------ Records shown ------
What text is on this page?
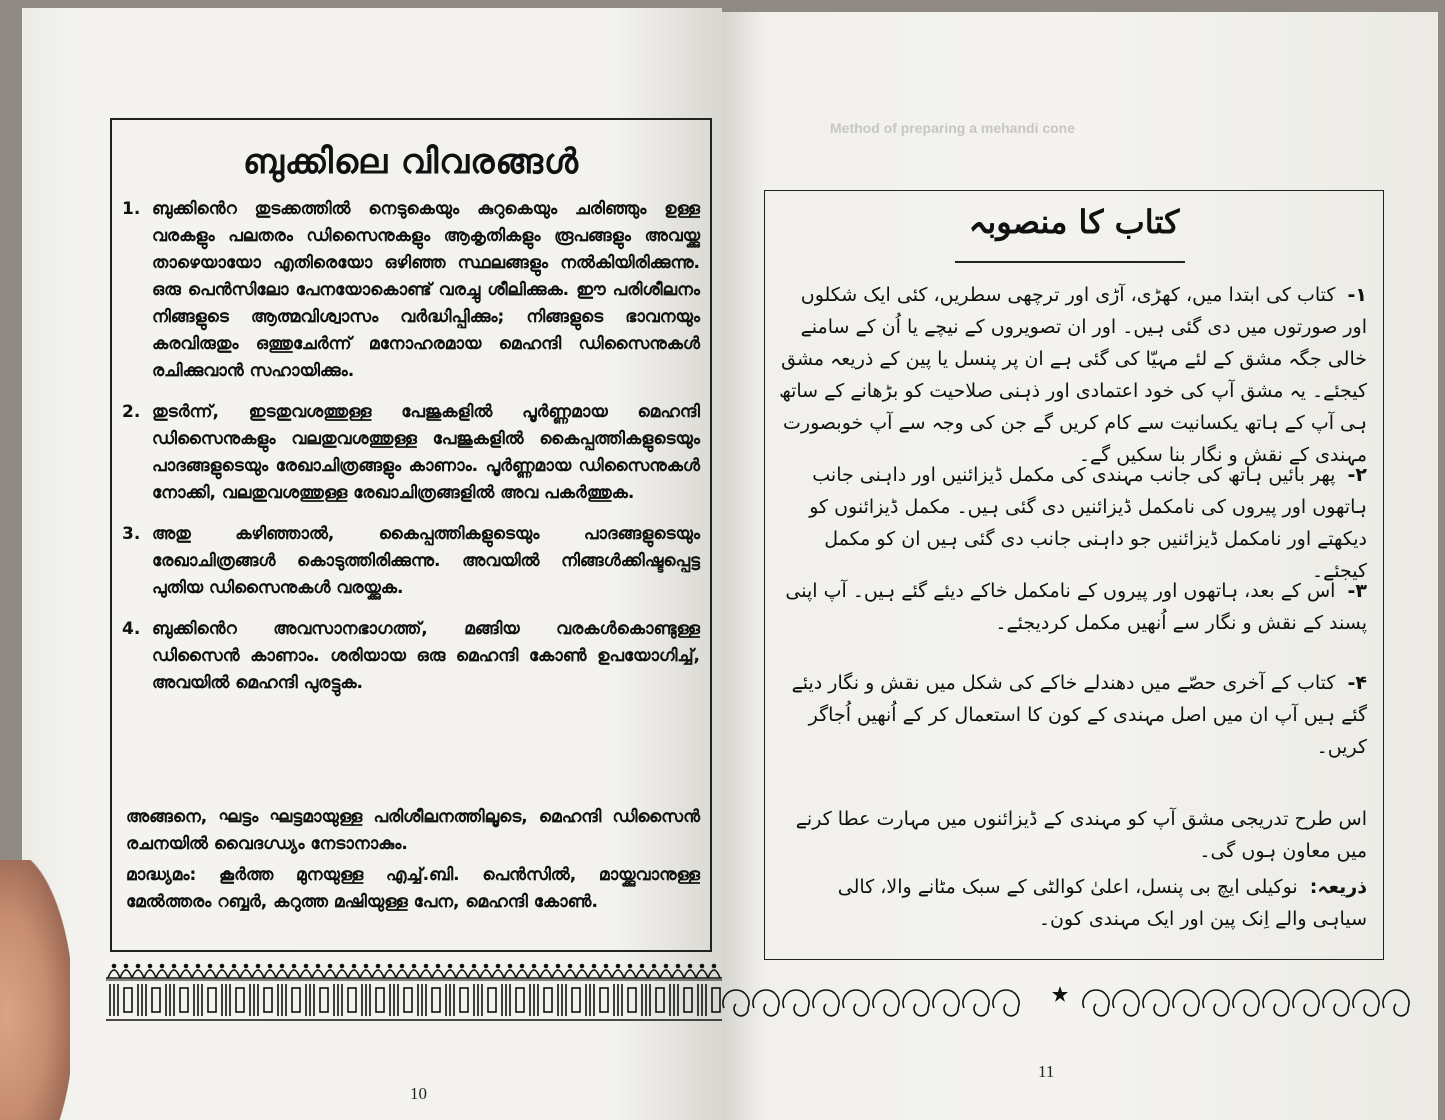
ബുക്കിലെ വിവരങ്ങൾ
1. ബുക്കിൻെറ തുടക്കത്തിൽ നെടുകെയും കുറുകെയും ചരിഞ്ഞും ഉള്ള വരകളും പലതരം ഡിസൈനുകളും ആകൃതികളും രൂപങ്ങളും അവയ്ക്കു താഴെയായോ എതിരെയോ ഒഴിഞ്ഞ സ്ഥലങ്ങളും നൽകിയിരിക്കുന്നു. ഒരു പെൻസിലോ പേനയോകൊണ്ട് വരച്ചു ശീലിക്കുക. ഈ പരിശീലനം നിങ്ങളുടെ ആത്മവിശ്വാസം വർദ്ധിപ്പിക്കും; നിങ്ങളുടെ ഭാവനയും കരവിരുതും ഒത്തുചേർന്ന് മനോഹരമായ മെഹന്ദി ഡിസൈനുകൾ രചിക്കുവാൻ സഹായിക്കും.
2. തുടർന്ന്, ഇടതുവശത്തുള്ള പേജുകളിൽ പൂർണ്ണമായ മെഹന്ദി ഡിസൈനുകളും വലതുവശത്തുള്ള പേജുകളിൽ കൈപ്പത്തികളുടെയും പാദങ്ങളുടെയും രേഖാചിത്രങ്ങളും കാണാം. പൂർണ്ണമായ ഡിസൈനുകൾ നോക്കി, വലതുവശത്തുള്ള രേഖാചിത്രങ്ങളിൽ അവ പകർത്തുക.
3. അതു കഴിഞ്ഞാൽ, കൈപ്പത്തികളുടെയും പാദങ്ങളുടെയും രേഖാചിത്രങ്ങൾ കൊടുത്തിരിക്കുന്നു. അവയിൽ നിങ്ങൾക്കിഷ്ടപ്പെട്ട പുതിയ ഡിസൈനുകൾ വരയ്ക്കുക.
4. ബുക്കിൻെറ അവസാനഭാഗത്ത്, മങ്ങിയ വരകൾകൊണ്ടുള്ള ഡിസൈൻ കാണാം. ശരിയായ ഒരു മെഹന്ദി കോൺ ഉപയോഗിച്ച്, അവയിൽ മെഹന്ദി പുരട്ടുക.
അങ്ങനെ, ഘട്ടം ഘട്ടമായുള്ള പരിശീലനത്തിലൂടെ, മെഹന്ദി ഡിസൈൻ രചനയിൽ വൈദഗ്ധ്യം നേടാനാകും.
മാദ്ധ്യമം: കൂർത്ത മുനയുള്ള എച്ച്.ബി. പെൻസിൽ, മായ്ക്കുവാനുള്ള മേൽത്തരം റബ്ബർ, കറുത്ത മഷിയുള്ള പേന, മെഹന്ദി കോൺ.
10
Method of preparing a mehandi cone
کتاب کا منصوبہ
۱- کتاب کی ابتدا میں، کھڑی، آڑی اور ترچھی سطریں، کئی ایک شکلوں اور صورتوں میں دی گئی ہیں۔ اور ان تصویروں کے نیچے یا اُن کے سامنے خالی جگہ مشق کے لئے مہیّا کی گئی ہے ان پر پنسل یا پین کے ذریعہ مشق کیجئے۔ یہ مشق آپ کی خود اعتمادی اور ذہنی صلاحیت کو بڑھانے کے ساتھ ہی آپ کے ہاتھ یکسانیت سے کام کریں گے جن کی وجہ سے آپ خوبصورت مہندی کے نقش و نگار بنا سکیں گے۔
۲- پھر بائیں ہاتھ کی جانب مہندی کی مکمل ڈیزائنیں اور داہنی جانب ہاتھوں اور پیروں کی نامکمل ڈیزائنیں دی گئی ہیں۔ مکمل ڈیزائنوں کو دیکھتے اور نامکمل ڈیزائنیں جو داہنی جانب دی گئی ہیں ان کو مکمل کیجئے۔
۳- اس کے بعد، ہاتھوں اور پیروں کے نامکمل خاکے دیئے گئے ہیں۔ آپ اپنی پسند کے نقش و نگار سے اُنھیں مکمل کردیجئے۔
۴- کتاب کے آخری حصّے میں دھندلے خاکے کی شکل میں نقش و نگار دیئے گئے ہیں آپ ان میں اصل مہندی کے کون کا استعمال کر کے اُنھیں اُجاگر کریں۔
اس طرح تدریجی مشق آپ کو مہندی کے ڈیزائنوں میں مہارت عطا کرنے میں معاون ہوں گی۔
ذریعہ: نوکیلی ایچ بی پنسل، اعلیٰ کوالٹی کے سبک مٹانے والا، کالی سیاہی والے اِنک پین اور ایک مہندی کون۔
11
------
■ Short exercise ■
Using the data above, write out every line exactly, leaving the images behind.

■ Response below ■
What text is on this page?
ബുക്കിലെ വിവരങ്ങൾ
1. ബുക്കിൻെറ തുടക്കത്തിൽ നെടുകെയും കുറുകെയും ചരിഞ്ഞും ഉള്ള വരകളും പലതരം ഡിസൈനുകളും ആകൃതികളും രൂപങ്ങളും അവയ്ക്കു താഴെയായോ എതിരെയോ ഒഴിഞ്ഞ സ്ഥലങ്ങളും നൽകിയിരിക്കുന്നു. ഒരു പെൻസിലോ പേനയോകൊണ്ട് വരച്ചു ശീലിക്കുക. ഈ പരിശീലനം നിങ്ങളുടെ ആത്മവിശ്വാസം വർദ്ധിപ്പിക്കും; നിങ്ങളുടെ ഭാവനയും കരവിരുതും ഒത്തുചേർന്ന് മനോഹരമായ മെഹന്ദി ഡിസൈനുകൾ രചിക്കുവാൻ സഹായിക്കും.
2. തുടർന്ന്, ഇടതുവശത്തുള്ള പേജുകളിൽ പൂർണ്ണമായ മെഹന്ദി ഡിസൈനുകളും വലതുവശത്തുള്ള പേജുകളിൽ കൈപ്പത്തികളുടെയും പാദങ്ങളുടെയും രേഖാചിത്രങ്ങളും കാണാം. പൂർണ്ണമായ ഡിസൈനുകൾ നോക്കി, വലതുവശത്തുള്ള രേഖാചിത്രങ്ങളിൽ അവ പകർത്തുക.
3. അതു കഴിഞ്ഞാൽ, കൈപ്പത്തികളുടെയും പാദങ്ങളുടെയും രേഖാചിത്രങ്ങൾ കൊടുത്തിരിക്കുന്നു. അവയിൽ നിങ്ങൾക്കിഷ്ടപ്പെട്ട പുതിയ ഡിസൈനുകൾ വരയ്ക്കുക.
4. ബുക്കിൻെറ അവസാനഭാഗത്ത്, മങ്ങിയ വരകൾകൊണ്ടുള്ള ഡിസൈൻ കാണാം. ശരിയായ ഒരു മെഹന്ദി കോൺ ഉപയോഗിച്ച്, അവയിൽ മെഹന്ദി പുരട്ടുക.
അങ്ങനെ, ഘട്ടം ഘട്ടമായുള്ള പരിശീലനത്തിലൂടെ, മെഹന്ദി ഡിസൈൻ രചനയിൽ വൈദഗ്ധ്യം നേടാനാകും.
മാദ്ധ്യമം: കൂർത്ത മുനയുള്ള എച്ച്.ബി. പെൻസിൽ, മായ്ക്കുവാനുള്ള മേൽത്തരം റബ്ബർ, കറുത്ത മഷിയുള്ള പേന, മെഹന്ദി കോൺ.
10
Method of preparing a mehandi cone
کتاب کا منصوبہ
۱- کتاب کی ابتدا میں، کھڑی، آڑی اور ترچھی سطریں، کئی ایک شکلوں اور صورتوں میں دی گئی ہیں۔ اور ان تصویروں کے نیچے یا اُن کے سامنے خالی جگہ مشق کے لئے مہیّا کی گئی ہے ان پر پنسل یا پین کے ذریعہ مشق کیجئے۔ یہ مشق آپ کی خود اعتمادی اور ذہنی صلاحیت کو بڑھانے کے ساتھ ہی آپ کے ہاتھ یکسانیت سے کام کریں گے جن کی وجہ سے آپ خوبصورت مہندی کے نقش و نگار بنا سکیں گے۔
۲- پھر بائیں ہاتھ کی جانب مہندی کی مکمل ڈیزائنیں اور داہنی جانب ہاتھوں اور پیروں کی نامکمل ڈیزائنیں دی گئی ہیں۔ مکمل ڈیزائنوں کو دیکھتے اور نامکمل ڈیزائنیں جو داہنی جانب دی گئی ہیں ان کو مکمل کیجئے۔
۳- اس کے بعد، ہاتھوں اور پیروں کے نامکمل خاکے دیئے گئے ہیں۔ آپ اپنی پسند کے نقش و نگار سے اُنھیں مکمل کردیجئے۔
۴- کتاب کے آخری حصّے میں دھندلے خاکے کی شکل میں نقش و نگار دیئے گئے ہیں آپ ان میں اصل مہندی کے کون کا استعمال کر کے اُنھیں اُجاگر کریں۔
اس طرح تدریجی مشق آپ کو مہندی کے ڈیزائنوں میں مہارت عطا کرنے میں معاون ہوں گی۔
ذریعہ: نوکیلی ایچ بی پنسل، اعلیٰ کوالٹی کے سبک مٹانے والا، کالی سیاہی والے اِنک پین اور ایک مہندی کون۔
11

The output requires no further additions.